### Direction
Pull out every line below holding the word "beds".

### Entries supplied

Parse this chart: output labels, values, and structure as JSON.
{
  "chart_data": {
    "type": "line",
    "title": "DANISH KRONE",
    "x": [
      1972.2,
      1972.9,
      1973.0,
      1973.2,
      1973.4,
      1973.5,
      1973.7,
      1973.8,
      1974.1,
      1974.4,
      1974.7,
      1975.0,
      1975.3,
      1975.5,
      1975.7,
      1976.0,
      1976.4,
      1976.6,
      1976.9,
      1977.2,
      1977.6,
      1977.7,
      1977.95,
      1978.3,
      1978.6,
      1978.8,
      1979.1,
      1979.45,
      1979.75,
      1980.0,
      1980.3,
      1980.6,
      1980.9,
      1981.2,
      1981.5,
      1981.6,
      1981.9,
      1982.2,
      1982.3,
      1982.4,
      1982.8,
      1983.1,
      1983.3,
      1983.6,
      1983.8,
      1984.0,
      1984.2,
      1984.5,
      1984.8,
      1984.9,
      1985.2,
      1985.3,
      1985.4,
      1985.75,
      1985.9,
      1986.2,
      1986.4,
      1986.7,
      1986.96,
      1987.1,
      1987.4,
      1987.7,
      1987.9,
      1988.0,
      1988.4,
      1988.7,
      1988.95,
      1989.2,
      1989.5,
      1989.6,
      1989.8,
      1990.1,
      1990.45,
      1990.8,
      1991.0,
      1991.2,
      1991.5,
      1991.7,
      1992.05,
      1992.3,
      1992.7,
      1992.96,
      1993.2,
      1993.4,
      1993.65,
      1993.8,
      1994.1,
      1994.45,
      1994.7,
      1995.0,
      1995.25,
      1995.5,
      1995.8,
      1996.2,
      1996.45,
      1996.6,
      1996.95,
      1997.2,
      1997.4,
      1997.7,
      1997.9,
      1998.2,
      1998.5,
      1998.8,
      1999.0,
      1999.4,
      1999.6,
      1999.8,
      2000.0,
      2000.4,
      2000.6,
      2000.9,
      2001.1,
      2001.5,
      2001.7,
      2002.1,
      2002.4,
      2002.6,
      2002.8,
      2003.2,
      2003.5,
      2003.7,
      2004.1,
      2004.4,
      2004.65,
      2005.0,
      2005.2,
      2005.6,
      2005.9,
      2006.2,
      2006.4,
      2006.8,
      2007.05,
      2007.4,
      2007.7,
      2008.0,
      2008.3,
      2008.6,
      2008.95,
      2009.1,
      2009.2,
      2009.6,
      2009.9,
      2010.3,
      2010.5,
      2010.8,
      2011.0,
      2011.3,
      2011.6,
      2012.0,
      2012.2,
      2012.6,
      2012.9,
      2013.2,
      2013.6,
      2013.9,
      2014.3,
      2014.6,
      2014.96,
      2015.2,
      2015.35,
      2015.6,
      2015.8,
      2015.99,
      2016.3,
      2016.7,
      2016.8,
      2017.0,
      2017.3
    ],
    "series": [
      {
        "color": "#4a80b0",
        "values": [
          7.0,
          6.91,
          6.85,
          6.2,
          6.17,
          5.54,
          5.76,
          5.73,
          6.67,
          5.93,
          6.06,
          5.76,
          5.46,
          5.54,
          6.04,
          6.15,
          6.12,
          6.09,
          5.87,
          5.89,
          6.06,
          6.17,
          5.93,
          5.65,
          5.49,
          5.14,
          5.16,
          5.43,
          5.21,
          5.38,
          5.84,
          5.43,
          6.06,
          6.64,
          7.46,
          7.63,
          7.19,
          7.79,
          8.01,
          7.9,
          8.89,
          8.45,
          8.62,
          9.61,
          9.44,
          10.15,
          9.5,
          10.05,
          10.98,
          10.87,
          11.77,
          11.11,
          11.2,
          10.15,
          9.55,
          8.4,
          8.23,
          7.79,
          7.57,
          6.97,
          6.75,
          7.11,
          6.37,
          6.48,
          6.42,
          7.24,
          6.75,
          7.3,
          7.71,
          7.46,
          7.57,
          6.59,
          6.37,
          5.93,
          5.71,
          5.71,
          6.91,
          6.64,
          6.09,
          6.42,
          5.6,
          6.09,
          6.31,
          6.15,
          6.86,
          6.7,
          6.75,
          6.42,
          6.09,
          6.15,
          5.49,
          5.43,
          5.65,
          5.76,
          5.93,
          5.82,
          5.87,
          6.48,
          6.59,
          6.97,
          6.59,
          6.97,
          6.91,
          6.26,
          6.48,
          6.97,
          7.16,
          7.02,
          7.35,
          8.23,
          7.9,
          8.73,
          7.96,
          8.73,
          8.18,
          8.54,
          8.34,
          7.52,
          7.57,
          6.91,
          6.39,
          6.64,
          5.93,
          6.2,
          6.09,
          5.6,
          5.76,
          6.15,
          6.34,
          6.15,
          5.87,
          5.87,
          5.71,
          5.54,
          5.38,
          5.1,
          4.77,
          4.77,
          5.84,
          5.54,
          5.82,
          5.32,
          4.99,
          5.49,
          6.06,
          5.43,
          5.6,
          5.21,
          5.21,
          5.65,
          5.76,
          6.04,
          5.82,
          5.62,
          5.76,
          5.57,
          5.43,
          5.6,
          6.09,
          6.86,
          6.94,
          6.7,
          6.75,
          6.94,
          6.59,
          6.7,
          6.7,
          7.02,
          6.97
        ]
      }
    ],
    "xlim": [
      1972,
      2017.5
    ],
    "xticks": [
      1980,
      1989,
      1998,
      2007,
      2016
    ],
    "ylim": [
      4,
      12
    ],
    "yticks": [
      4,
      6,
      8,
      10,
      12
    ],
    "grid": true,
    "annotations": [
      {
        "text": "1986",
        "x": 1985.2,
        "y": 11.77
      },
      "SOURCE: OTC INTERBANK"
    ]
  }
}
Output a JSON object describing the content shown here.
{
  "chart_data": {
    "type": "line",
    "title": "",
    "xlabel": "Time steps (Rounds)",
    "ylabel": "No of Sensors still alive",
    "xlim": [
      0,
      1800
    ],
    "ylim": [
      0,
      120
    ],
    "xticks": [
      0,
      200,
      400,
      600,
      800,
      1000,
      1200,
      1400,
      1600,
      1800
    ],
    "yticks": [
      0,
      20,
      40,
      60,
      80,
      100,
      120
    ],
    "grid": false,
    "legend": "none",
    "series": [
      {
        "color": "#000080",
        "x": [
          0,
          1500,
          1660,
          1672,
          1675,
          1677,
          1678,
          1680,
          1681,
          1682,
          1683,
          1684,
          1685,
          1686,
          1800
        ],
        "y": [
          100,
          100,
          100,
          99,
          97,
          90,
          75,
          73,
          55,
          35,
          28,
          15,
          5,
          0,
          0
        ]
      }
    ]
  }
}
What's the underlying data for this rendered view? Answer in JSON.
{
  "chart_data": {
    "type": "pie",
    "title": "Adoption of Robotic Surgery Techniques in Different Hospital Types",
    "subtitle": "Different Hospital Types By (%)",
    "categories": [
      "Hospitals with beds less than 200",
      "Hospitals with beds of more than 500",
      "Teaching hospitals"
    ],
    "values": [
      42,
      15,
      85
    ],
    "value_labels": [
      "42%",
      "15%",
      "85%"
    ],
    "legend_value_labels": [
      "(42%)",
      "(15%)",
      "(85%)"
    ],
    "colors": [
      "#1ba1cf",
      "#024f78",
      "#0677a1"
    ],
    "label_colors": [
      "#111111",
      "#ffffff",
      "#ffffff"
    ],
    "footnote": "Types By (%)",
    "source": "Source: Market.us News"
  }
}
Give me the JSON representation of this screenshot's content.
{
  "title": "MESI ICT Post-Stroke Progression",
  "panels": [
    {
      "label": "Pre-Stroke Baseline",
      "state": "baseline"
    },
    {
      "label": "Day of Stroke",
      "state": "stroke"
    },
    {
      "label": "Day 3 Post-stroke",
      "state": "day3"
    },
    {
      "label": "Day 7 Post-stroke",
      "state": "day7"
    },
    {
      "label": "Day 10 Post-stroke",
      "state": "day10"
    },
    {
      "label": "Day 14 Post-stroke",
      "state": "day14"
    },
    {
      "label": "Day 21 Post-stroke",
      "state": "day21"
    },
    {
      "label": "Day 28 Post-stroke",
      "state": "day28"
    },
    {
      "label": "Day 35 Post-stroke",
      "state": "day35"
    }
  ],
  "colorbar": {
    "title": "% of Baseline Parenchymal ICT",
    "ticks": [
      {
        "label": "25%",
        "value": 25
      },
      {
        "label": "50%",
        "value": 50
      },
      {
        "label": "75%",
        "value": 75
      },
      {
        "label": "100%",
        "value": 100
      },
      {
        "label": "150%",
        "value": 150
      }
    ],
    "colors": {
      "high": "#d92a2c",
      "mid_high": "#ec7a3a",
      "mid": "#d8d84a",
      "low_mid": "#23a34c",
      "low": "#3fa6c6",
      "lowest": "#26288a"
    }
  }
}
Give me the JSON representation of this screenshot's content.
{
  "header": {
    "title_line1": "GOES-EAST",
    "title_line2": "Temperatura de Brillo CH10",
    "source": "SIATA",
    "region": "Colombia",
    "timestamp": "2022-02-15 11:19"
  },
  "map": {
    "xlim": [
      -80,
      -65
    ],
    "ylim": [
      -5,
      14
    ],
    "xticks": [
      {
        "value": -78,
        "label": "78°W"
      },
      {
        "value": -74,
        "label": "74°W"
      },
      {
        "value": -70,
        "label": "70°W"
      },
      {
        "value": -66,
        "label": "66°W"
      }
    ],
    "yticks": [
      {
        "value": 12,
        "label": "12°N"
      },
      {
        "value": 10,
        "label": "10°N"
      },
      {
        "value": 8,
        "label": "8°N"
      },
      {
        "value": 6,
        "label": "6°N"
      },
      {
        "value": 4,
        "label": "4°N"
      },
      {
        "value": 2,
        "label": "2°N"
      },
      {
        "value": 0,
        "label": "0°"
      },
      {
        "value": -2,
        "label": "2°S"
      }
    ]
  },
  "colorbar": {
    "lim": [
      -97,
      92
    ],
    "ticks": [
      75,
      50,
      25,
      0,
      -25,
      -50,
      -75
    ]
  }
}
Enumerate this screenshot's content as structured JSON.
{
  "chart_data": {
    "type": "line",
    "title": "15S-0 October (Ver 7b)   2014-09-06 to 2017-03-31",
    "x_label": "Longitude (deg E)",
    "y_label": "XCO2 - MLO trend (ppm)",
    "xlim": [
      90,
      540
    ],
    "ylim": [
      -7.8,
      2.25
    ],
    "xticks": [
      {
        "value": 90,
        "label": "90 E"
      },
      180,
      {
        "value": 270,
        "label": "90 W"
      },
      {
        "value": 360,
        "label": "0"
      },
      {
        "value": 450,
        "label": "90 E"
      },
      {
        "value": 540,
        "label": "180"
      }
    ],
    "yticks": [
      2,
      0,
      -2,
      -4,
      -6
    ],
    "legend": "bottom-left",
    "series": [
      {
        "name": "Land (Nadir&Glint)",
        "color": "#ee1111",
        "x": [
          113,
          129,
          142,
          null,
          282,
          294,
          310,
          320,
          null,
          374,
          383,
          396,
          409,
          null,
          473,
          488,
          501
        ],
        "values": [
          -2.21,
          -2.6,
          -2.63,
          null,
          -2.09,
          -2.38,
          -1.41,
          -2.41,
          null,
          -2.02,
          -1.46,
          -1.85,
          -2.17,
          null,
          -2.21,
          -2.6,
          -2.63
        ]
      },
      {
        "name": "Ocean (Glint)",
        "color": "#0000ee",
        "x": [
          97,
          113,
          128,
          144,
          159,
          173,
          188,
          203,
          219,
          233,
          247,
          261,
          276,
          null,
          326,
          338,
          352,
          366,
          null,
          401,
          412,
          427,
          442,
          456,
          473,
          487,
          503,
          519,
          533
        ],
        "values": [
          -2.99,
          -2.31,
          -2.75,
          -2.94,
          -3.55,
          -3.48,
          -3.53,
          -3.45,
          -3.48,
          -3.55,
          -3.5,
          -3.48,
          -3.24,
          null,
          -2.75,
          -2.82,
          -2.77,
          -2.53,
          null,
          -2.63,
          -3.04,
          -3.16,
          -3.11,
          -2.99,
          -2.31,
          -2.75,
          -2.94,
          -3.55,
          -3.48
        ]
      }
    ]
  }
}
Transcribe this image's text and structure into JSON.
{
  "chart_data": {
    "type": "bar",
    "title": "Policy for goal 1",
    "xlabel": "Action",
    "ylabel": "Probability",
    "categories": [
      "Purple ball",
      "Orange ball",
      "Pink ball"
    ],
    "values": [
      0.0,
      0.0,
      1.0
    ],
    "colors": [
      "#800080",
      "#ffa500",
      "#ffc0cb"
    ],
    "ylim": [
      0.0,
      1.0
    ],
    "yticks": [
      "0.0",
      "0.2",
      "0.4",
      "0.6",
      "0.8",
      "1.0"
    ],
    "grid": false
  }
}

### Written answer
      "Hospitals with beds less than 200",
      "Hospitals with beds of more than 500",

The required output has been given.